◆ **GIVEN ENTRIES**:

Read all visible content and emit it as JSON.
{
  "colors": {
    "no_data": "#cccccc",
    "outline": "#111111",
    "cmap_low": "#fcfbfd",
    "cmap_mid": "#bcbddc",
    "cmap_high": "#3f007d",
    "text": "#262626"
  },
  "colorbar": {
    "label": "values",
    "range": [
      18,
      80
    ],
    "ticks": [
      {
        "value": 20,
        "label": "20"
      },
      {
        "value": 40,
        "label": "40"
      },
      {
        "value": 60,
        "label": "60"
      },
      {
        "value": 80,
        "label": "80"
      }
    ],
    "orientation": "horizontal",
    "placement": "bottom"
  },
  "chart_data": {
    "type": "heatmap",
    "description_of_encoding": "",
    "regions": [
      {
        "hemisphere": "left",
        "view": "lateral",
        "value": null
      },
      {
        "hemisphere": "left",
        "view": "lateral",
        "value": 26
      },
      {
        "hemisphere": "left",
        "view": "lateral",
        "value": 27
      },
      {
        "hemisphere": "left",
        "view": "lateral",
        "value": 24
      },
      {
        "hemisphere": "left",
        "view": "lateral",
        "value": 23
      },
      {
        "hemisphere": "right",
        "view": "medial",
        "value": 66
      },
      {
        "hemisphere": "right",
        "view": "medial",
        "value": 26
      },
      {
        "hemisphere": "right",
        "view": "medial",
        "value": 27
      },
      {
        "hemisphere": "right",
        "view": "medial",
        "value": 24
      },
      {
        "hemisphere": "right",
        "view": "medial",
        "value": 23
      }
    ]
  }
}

◆ **GOAL**:
Identify the lines that hold the word "label". Copy every one of them.

◆ **RESPONSE TO THIS TASK**:
    "label": "values",
        "label": "20"
        "label": "40"
        "label": "60"
        "label": "80"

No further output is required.